Collected data entries:
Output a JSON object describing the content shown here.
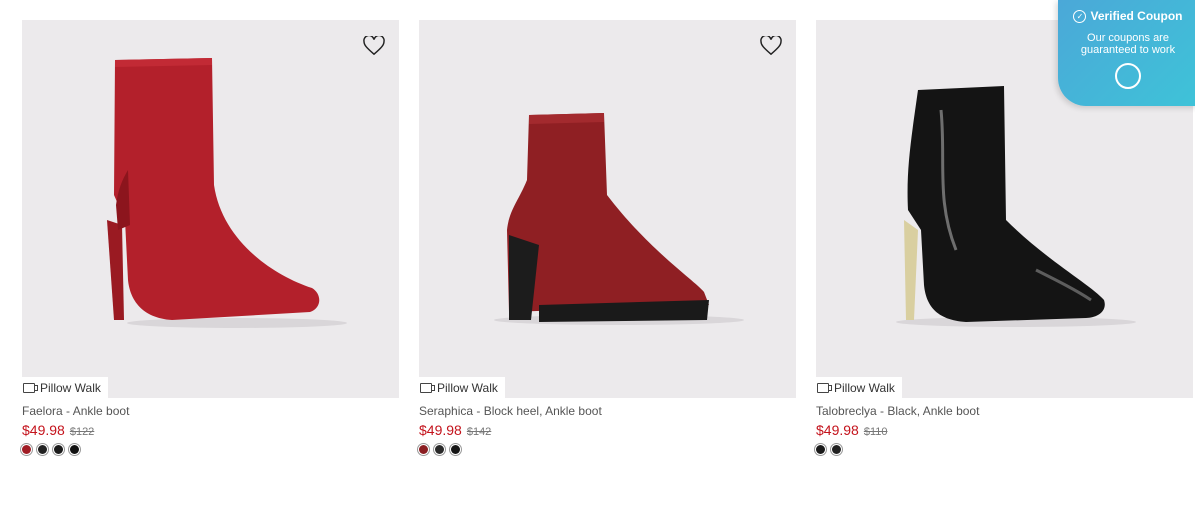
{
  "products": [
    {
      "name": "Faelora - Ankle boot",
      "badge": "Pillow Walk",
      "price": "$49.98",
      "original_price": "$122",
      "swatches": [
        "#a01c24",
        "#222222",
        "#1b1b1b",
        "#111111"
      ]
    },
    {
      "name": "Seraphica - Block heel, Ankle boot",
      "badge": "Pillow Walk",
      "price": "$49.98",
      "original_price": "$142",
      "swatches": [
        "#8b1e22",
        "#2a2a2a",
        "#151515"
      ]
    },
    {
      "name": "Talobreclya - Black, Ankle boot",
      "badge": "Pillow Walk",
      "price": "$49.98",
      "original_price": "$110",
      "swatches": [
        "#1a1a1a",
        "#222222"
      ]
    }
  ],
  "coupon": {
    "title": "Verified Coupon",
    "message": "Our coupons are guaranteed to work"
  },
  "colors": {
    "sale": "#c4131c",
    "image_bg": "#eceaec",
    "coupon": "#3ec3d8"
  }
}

◆ Given request:
Return to the listing above and set it down exactly, leaving out its pictures.

◆ Response to the task:
Output a JSON object describing the content shown here.
{
  "products": [
    {
      "name": "Faelora - Ankle boot",
      "badge": "Pillow Walk",
      "price": "$49.98",
      "original_price": "$122",
      "swatches": [
        "#a01c24",
        "#222222",
        "#1b1b1b",
        "#111111"
      ]
    },
    {
      "name": "Seraphica - Block heel, Ankle boot",
      "badge": "Pillow Walk",
      "price": "$49.98",
      "original_price": "$142",
      "swatches": [
        "#8b1e22",
        "#2a2a2a",
        "#151515"
      ]
    },
    {
      "name": "Talobreclya - Black, Ankle boot",
      "badge": "Pillow Walk",
      "price": "$49.98",
      "original_price": "$110",
      "swatches": [
        "#1a1a1a",
        "#222222"
      ]
    }
  ],
  "coupon": {
    "title": "Verified Coupon",
    "message": "Our coupons are guaranteed to work"
  },
  "colors": {
    "sale": "#c4131c",
    "image_bg": "#eceaec",
    "coupon": "#3ec3d8"
  }
}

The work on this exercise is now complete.